==== DATA RECORDS ====

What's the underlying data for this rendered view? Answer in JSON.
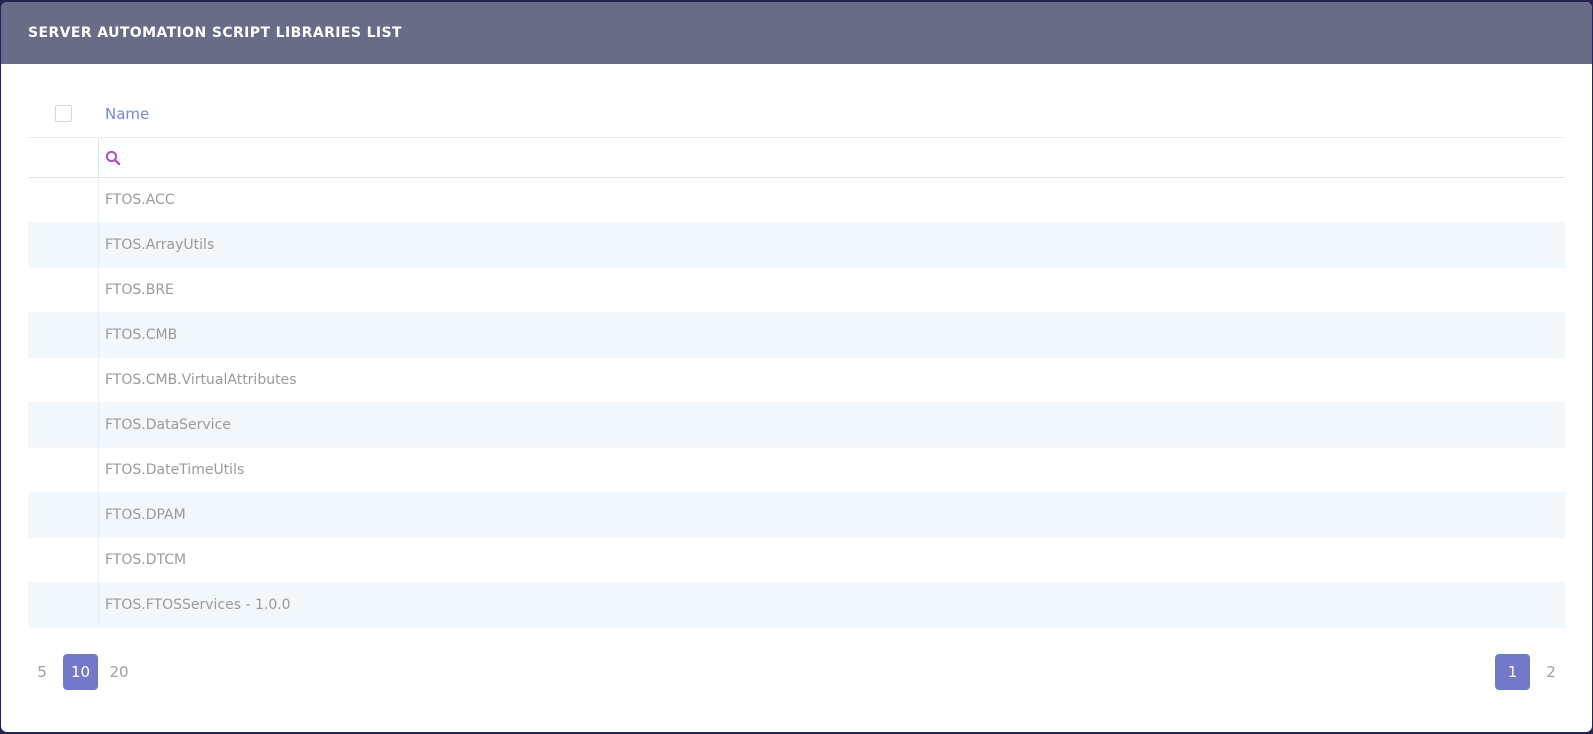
{
  "titlebar": {
    "title": "SERVER AUTOMATION SCRIPT LIBRARIES LIST"
  },
  "table": {
    "select_all": {
      "checked": false
    },
    "columns": [
      {
        "label": "Name"
      }
    ],
    "search": {
      "value": "",
      "placeholder": "",
      "icon": "search-icon"
    },
    "rows": [
      "FTOS.ACC",
      "FTOS.ArrayUtils",
      "FTOS.BRE",
      "FTOS.CMB",
      "FTOS.CMB.VirtualAttributes",
      "FTOS.DataService",
      "FTOS.DateTimeUtils",
      "FTOS.DPAM",
      "FTOS.DTCM",
      "FTOS.FTOSServices - 1.0.0"
    ]
  },
  "pagination": {
    "page_sizes": [
      "5",
      "10",
      "20"
    ],
    "selected_page_size": "10",
    "pages": [
      "1",
      "2"
    ],
    "current_page": "1"
  },
  "colors": {
    "titlebar_background": "#686c87",
    "outer_background": "#262350",
    "accent_selected": "#7279c8",
    "column_header_text": "#7b84d4",
    "search_icon": "#b14fc7",
    "row_text": "#9a9a9a",
    "row_alternate_background": "#f1f7fa"
  }
}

====

EXERCISE PROMPT:
Without including any pictures, reproduce the listing exactly.

TASK OUTPUT:
What's the underlying data for this rendered view? Answer in JSON.
{
  "titlebar": {
    "title": "SERVER AUTOMATION SCRIPT LIBRARIES LIST"
  },
  "table": {
    "select_all": {
      "checked": false
    },
    "columns": [
      {
        "label": "Name"
      }
    ],
    "search": {
      "value": "",
      "placeholder": "",
      "icon": "search-icon"
    },
    "rows": [
      "FTOS.ACC",
      "FTOS.ArrayUtils",
      "FTOS.BRE",
      "FTOS.CMB",
      "FTOS.CMB.VirtualAttributes",
      "FTOS.DataService",
      "FTOS.DateTimeUtils",
      "FTOS.DPAM",
      "FTOS.DTCM",
      "FTOS.FTOSServices - 1.0.0"
    ]
  },
  "pagination": {
    "page_sizes": [
      "5",
      "10",
      "20"
    ],
    "selected_page_size": "10",
    "pages": [
      "1",
      "2"
    ],
    "current_page": "1"
  },
  "colors": {
    "titlebar_background": "#686c87",
    "outer_background": "#262350",
    "accent_selected": "#7279c8",
    "column_header_text": "#7b84d4",
    "search_icon": "#b14fc7",
    "row_text": "#9a9a9a",
    "row_alternate_background": "#f1f7fa"
  }
}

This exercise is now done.